[Stored items]

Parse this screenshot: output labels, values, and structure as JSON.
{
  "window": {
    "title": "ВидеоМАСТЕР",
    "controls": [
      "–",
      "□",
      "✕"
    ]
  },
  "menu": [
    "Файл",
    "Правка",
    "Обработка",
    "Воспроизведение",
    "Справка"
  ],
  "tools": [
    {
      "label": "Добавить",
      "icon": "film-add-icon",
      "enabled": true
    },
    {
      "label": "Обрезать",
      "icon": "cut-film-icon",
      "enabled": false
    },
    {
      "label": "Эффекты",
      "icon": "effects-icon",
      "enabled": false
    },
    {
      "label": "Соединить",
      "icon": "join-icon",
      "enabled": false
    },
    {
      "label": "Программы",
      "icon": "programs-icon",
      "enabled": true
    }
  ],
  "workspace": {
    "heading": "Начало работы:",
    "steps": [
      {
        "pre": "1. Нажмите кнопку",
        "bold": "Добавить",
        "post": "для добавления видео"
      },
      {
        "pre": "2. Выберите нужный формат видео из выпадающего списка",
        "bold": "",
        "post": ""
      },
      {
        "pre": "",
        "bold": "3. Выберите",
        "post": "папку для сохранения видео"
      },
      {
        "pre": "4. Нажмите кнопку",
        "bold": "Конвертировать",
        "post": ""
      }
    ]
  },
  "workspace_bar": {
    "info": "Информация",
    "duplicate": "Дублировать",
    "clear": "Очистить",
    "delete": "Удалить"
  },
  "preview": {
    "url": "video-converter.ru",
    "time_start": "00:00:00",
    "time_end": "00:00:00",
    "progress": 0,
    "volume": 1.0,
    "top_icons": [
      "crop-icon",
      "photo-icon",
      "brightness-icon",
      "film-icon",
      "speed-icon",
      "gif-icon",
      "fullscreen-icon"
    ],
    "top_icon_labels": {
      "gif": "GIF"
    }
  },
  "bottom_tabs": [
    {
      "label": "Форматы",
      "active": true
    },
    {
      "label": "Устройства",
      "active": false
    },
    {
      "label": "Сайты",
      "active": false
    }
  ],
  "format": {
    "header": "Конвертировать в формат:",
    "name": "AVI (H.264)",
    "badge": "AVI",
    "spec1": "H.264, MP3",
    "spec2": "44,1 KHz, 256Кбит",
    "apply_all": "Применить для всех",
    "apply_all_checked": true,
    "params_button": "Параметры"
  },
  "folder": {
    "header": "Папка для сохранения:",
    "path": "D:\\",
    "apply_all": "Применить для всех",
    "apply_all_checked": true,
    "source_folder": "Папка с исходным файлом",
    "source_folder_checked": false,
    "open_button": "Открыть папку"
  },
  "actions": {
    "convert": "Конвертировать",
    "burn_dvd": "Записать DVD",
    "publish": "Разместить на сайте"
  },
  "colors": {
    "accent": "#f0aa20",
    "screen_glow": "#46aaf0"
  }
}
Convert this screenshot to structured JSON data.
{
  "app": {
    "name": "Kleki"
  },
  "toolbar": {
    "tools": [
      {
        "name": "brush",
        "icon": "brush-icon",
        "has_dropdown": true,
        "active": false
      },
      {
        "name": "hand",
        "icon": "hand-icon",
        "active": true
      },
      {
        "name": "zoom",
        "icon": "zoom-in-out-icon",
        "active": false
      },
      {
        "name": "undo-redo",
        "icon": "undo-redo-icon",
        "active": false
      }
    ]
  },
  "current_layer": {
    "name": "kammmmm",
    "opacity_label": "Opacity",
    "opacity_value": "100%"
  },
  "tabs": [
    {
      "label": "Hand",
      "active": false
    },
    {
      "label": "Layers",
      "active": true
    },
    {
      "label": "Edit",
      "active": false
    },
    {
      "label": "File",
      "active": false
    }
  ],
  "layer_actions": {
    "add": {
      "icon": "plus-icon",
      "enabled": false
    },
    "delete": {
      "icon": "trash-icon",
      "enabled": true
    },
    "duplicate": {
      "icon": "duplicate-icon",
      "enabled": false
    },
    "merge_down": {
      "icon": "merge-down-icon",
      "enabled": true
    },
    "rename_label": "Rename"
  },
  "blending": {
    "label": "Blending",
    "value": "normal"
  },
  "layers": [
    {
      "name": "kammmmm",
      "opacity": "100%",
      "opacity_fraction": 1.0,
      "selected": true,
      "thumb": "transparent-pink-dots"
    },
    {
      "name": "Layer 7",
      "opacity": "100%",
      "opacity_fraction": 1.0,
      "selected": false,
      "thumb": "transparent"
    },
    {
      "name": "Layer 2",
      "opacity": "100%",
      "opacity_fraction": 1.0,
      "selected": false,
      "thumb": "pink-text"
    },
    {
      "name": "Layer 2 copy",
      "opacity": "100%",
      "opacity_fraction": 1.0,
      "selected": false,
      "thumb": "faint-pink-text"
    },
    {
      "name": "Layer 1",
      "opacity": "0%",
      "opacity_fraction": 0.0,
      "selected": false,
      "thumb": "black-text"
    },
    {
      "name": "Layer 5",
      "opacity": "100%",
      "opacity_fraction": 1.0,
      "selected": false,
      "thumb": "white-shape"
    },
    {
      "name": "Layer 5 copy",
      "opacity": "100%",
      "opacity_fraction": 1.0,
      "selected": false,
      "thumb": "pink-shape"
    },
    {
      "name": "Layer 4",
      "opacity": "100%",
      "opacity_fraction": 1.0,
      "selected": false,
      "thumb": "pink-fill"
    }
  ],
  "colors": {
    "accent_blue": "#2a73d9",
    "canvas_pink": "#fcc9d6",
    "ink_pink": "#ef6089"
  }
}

:: WORK TO COMPLETE ::
Work out how many lines above contain the word "Нажмите". Give only the number.

:: WRITTEN SOLUTION ::
2